WHAT IS REQUIRED: Arrange the rows below, from the one containing "dev-home-button[interactable]: Home [442,835,534,879]" through the one containing "chevron-right-icon [274,186,284,207]", as a numbered list with no blank lines.

::::

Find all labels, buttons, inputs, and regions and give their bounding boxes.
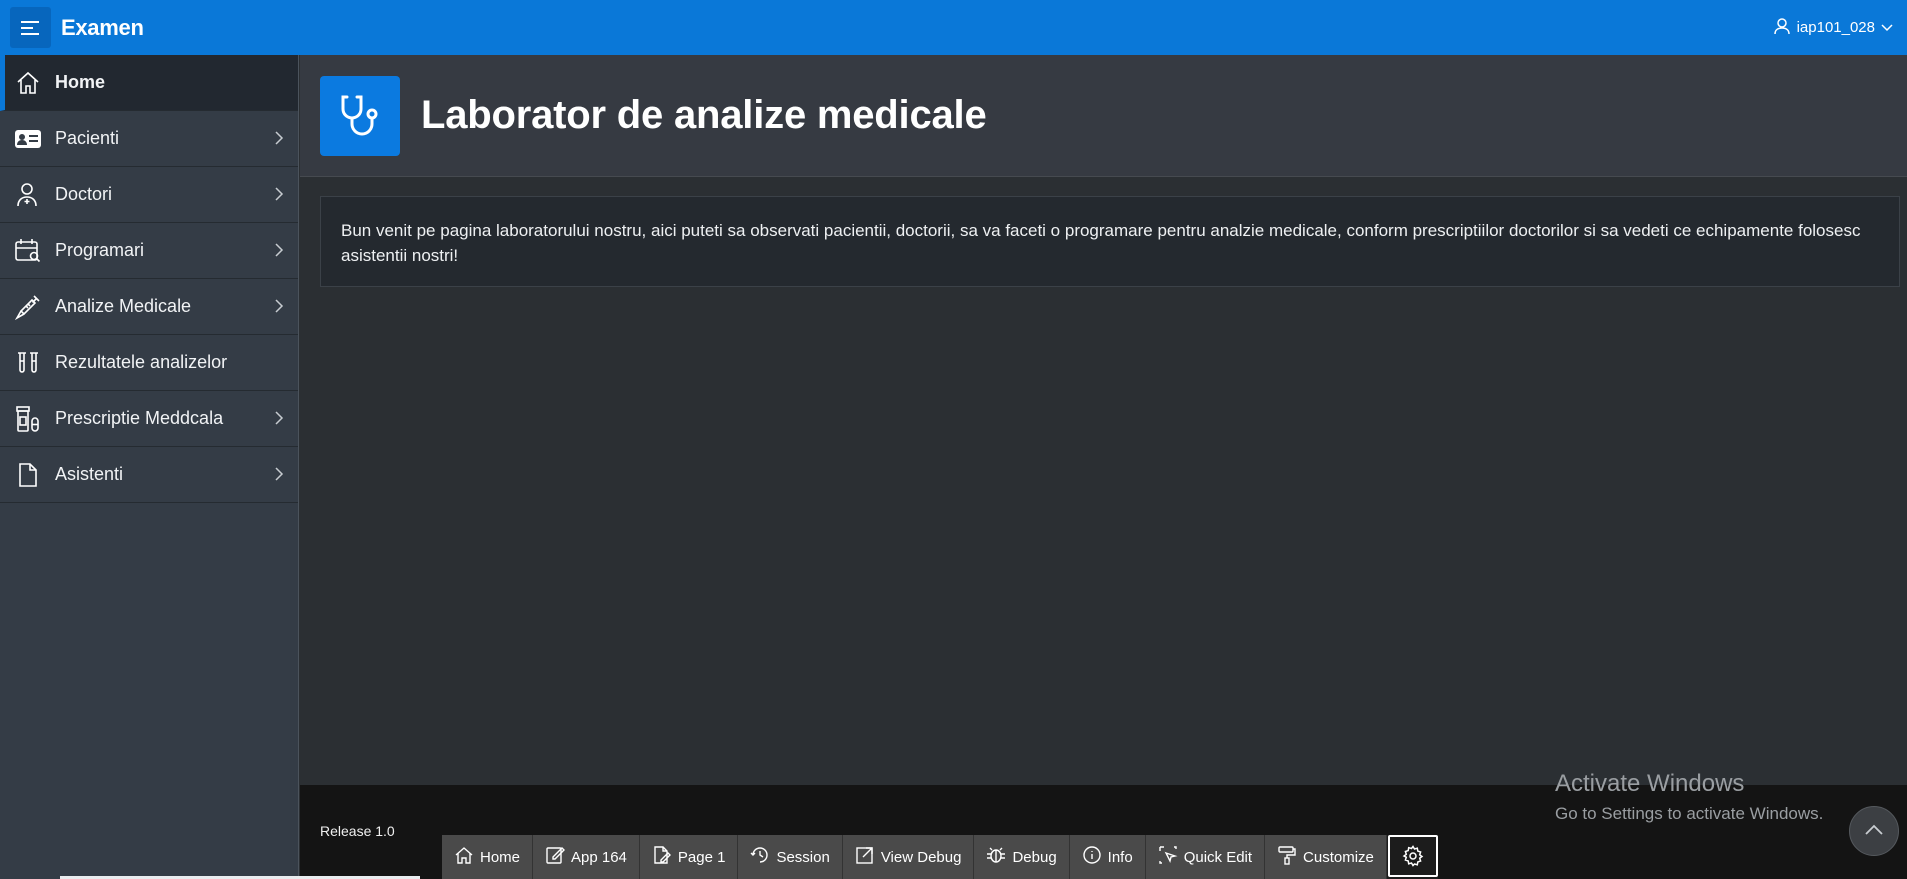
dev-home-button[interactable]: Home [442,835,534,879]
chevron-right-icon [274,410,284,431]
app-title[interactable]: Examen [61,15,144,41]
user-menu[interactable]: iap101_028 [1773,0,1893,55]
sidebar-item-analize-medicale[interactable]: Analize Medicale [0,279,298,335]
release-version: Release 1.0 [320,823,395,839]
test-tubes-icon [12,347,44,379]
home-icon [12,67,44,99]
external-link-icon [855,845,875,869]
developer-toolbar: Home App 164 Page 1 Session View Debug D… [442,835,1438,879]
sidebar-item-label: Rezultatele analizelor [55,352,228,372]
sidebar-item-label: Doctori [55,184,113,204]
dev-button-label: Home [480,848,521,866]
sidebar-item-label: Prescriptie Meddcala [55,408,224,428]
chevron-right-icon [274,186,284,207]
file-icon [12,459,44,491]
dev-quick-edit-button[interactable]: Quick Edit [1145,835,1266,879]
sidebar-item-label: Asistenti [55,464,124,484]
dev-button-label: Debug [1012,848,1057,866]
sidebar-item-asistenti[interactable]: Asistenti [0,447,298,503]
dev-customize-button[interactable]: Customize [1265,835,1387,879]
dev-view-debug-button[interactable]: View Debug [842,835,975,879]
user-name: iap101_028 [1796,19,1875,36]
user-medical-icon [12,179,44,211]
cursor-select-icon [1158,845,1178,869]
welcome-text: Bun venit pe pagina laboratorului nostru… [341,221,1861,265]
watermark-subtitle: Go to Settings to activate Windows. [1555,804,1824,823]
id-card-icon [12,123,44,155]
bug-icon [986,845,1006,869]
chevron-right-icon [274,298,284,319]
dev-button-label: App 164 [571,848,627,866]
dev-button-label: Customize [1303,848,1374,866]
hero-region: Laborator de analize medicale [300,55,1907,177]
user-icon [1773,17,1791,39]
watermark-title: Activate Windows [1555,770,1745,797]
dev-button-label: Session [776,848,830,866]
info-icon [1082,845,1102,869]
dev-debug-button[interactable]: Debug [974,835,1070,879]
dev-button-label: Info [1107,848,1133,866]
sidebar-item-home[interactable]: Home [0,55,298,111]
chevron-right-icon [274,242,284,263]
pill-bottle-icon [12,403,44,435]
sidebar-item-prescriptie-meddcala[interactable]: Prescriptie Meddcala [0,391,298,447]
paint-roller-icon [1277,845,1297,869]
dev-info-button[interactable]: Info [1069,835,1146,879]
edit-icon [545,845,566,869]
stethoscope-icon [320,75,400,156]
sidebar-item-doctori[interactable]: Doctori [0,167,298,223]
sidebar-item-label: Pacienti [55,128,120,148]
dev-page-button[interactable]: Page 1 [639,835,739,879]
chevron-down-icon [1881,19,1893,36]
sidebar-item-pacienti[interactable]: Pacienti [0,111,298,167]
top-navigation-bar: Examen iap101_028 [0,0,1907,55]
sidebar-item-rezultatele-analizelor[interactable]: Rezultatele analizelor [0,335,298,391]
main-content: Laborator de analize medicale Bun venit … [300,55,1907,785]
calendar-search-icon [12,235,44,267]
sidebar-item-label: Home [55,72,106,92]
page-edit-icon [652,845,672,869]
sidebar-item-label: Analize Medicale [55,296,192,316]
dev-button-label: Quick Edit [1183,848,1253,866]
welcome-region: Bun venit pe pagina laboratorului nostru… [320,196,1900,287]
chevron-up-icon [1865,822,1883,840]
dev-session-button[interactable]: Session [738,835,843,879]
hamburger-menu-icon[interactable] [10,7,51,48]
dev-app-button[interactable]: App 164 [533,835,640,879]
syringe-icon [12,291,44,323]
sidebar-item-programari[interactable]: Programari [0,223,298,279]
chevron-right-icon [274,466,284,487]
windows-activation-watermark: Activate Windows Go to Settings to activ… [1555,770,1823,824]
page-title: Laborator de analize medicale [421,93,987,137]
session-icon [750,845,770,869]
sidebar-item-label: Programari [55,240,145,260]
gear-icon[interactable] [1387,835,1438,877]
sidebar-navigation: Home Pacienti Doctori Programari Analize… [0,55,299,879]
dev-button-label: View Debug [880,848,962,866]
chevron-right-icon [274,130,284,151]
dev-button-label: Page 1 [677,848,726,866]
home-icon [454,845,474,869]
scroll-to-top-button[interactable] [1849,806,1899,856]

::::

RESULT BELOW:
1. dev-home-button[interactable]: Home [442,835,534,879]
2. chevron-right-icon [274,410,284,431]
3. app-title[interactable]: Examen [61,15,144,41]
4. user-menu[interactable]: iap101_028 [1773,0,1893,55]
5. sidebar-item-analize-medicale[interactable]: Analize Medicale [0,279,298,335]
6. release-version: Release 1.0 [320,823,395,839]
7. test-tubes-icon [12,347,44,379]
8. home-icon [12,67,44,99]
9. external-link-icon [855,845,875,869]
10. developer-toolbar: Home App 164 Page 1 Session View Debug D… [442,835,1438,879]
11. sidebar-item-label: Rezultatele analizelor [55,352,228,372]
12. sidebar-item-label: Doctori [55,184,113,204]
13. dev-button-label: Home [480,848,521,866]
14. sidebar-item-label: Prescriptie Meddcala [55,408,224,428]
15. chevron-right-icon [274,186,284,207]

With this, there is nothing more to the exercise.